(Saved data entries)
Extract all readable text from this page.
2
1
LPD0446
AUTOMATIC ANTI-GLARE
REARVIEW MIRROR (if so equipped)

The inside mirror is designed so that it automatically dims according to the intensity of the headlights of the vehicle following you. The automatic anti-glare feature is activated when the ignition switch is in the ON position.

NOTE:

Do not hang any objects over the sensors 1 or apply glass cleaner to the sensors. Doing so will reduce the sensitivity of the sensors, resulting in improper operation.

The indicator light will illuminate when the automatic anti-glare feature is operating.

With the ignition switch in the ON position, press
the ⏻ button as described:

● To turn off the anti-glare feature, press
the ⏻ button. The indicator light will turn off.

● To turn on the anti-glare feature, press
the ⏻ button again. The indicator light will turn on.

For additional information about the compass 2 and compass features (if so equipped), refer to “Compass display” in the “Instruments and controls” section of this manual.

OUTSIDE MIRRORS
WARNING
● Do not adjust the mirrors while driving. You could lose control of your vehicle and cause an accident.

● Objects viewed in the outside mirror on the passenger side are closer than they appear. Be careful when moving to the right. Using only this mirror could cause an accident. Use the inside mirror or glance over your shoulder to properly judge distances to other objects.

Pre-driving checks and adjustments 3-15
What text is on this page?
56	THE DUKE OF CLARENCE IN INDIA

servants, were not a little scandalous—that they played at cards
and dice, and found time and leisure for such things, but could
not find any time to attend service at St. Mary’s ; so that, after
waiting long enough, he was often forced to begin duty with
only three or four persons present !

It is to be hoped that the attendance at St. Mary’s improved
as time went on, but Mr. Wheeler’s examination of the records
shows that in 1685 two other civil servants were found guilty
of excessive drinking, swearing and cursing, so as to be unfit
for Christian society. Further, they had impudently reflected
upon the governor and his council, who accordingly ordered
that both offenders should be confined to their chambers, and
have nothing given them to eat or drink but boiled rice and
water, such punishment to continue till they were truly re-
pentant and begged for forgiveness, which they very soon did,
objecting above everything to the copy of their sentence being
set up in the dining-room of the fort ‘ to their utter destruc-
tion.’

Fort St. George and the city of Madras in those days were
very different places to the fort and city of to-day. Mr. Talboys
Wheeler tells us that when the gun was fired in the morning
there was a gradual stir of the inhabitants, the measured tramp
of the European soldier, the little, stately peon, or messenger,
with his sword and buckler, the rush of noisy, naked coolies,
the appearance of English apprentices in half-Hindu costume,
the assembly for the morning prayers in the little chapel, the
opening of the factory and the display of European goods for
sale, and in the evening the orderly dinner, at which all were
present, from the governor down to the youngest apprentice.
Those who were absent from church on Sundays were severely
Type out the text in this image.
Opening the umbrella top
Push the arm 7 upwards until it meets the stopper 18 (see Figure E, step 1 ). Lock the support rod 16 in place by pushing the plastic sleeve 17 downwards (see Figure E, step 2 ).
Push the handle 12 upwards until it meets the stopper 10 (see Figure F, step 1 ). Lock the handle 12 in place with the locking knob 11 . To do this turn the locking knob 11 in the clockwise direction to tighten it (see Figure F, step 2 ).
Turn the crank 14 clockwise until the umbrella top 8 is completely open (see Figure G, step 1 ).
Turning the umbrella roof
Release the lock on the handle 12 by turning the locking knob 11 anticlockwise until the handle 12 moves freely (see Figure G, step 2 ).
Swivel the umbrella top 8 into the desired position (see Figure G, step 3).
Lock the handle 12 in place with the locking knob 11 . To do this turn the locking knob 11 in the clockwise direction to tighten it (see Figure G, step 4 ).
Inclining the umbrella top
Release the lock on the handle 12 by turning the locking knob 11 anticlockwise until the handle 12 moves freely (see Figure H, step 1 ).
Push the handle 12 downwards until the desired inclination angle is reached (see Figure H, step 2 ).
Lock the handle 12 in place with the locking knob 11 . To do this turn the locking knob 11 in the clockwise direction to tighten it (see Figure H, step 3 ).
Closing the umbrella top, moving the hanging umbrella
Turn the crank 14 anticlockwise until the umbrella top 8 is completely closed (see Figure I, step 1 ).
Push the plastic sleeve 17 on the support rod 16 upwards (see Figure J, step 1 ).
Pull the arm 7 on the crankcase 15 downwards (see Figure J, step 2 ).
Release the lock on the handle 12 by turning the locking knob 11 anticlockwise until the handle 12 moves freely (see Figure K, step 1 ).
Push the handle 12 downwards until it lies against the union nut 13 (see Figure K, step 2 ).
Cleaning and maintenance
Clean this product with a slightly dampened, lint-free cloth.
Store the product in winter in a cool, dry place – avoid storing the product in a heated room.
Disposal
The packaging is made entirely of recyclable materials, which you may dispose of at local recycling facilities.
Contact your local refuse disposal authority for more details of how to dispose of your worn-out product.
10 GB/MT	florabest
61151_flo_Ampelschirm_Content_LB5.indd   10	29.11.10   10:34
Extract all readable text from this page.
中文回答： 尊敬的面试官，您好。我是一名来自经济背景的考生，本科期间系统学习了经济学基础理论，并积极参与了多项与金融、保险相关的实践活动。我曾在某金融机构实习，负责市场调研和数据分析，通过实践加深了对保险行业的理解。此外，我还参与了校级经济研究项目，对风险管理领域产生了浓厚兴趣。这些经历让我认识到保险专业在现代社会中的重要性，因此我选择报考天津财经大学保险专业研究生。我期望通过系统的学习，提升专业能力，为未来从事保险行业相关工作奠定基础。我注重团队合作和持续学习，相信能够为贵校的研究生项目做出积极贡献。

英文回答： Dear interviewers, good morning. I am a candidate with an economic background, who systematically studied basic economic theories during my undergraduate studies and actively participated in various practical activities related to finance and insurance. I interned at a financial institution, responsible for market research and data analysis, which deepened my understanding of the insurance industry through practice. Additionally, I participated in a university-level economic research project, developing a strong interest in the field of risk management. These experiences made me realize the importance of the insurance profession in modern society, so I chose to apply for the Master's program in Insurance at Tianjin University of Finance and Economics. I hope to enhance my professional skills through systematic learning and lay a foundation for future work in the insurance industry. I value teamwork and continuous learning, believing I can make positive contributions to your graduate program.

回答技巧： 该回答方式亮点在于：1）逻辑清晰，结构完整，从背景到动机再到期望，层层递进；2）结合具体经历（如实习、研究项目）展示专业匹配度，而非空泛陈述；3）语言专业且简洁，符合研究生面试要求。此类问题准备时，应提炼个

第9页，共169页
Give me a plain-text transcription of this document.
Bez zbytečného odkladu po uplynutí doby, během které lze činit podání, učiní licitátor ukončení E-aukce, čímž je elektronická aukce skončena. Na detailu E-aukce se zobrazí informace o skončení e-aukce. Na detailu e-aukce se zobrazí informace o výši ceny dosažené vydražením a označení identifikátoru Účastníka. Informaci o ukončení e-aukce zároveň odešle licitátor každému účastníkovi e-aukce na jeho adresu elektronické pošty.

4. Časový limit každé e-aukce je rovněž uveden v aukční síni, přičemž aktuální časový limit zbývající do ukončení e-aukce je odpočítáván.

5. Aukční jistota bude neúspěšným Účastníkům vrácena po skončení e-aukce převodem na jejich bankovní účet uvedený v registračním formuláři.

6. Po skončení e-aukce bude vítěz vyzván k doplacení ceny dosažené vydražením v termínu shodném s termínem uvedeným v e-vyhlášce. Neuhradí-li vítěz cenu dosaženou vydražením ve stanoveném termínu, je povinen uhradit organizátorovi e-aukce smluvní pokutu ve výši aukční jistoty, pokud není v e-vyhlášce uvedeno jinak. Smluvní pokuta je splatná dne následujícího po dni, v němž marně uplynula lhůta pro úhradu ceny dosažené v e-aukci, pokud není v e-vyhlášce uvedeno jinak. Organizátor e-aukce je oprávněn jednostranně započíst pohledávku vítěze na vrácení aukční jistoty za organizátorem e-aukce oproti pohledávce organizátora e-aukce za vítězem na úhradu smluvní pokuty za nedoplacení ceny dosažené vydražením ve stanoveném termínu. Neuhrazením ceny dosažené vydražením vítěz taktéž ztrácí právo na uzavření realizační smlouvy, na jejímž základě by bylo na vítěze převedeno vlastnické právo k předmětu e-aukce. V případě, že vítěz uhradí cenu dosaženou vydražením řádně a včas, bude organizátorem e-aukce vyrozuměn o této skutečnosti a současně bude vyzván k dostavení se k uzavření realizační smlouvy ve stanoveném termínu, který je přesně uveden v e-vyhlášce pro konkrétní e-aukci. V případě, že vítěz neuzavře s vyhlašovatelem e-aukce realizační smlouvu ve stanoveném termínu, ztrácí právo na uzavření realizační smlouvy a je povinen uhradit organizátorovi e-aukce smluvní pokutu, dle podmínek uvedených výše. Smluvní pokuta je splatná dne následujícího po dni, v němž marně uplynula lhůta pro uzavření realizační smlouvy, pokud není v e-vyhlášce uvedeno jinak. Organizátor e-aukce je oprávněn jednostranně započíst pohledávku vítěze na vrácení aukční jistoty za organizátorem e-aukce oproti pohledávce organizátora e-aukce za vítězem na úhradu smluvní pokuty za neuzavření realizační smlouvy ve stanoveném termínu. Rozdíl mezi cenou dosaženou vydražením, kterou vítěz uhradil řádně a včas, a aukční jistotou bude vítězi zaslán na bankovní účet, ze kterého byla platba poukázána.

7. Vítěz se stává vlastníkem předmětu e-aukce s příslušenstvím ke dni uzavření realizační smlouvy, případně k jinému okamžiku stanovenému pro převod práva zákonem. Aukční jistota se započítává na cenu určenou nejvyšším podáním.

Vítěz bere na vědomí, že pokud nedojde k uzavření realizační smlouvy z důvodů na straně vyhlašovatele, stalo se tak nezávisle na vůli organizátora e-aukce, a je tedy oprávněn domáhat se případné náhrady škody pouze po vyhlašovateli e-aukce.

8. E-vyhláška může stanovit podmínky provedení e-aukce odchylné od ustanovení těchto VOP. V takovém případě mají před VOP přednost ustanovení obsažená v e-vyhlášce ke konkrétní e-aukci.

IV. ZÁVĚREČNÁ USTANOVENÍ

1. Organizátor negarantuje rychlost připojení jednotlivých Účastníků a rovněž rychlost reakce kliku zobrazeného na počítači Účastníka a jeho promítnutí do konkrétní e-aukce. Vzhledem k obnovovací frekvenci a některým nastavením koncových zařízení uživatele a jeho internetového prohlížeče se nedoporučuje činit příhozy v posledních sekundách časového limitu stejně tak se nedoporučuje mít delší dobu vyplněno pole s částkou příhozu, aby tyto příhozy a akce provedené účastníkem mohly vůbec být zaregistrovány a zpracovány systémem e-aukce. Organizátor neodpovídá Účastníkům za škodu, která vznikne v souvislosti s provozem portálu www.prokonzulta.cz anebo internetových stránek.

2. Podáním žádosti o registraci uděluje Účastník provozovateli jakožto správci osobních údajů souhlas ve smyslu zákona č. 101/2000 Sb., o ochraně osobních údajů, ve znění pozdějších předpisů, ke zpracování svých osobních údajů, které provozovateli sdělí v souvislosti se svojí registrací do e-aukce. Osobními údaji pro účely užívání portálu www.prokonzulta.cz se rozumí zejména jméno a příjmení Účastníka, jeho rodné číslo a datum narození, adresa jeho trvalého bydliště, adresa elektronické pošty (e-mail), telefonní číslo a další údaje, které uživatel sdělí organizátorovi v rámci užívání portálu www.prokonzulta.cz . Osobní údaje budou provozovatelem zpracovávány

TASK TO COMPLETE: Check each line of the records for the word "apply", and show the lines that contain it.

RESPONSE TO THIS EXERCISE:
Do not hang any objects over the sensors 1 or apply glass cleaner to the sensors. Doing so will reduce the sensitivity of the sensors, resulting in improper operation.
英文回答： Dear interviewers, good morning. I am a candidate with an economic background, who systematically studied basic economic theories during my undergraduate studies and actively participated in various practical activities related to finance and insurance. I interned at a financial institution, responsible for market research and data analysis, which deepened my understanding of the insurance industry through practice. Additionally, I participated in a university-level economic research project, developing a strong interest in the field of risk management. These experiences made me realize the importance of the insurance profession in modern society, so I chose to apply for the Master's program in Insurance at Tianjin University of Finance and Economics. I hope to enhance my professional skills through systematic learning and lay a foundation for future work in the insurance industry. I value teamwork and continuous learning, believing I can make positive contributions to your graduate program.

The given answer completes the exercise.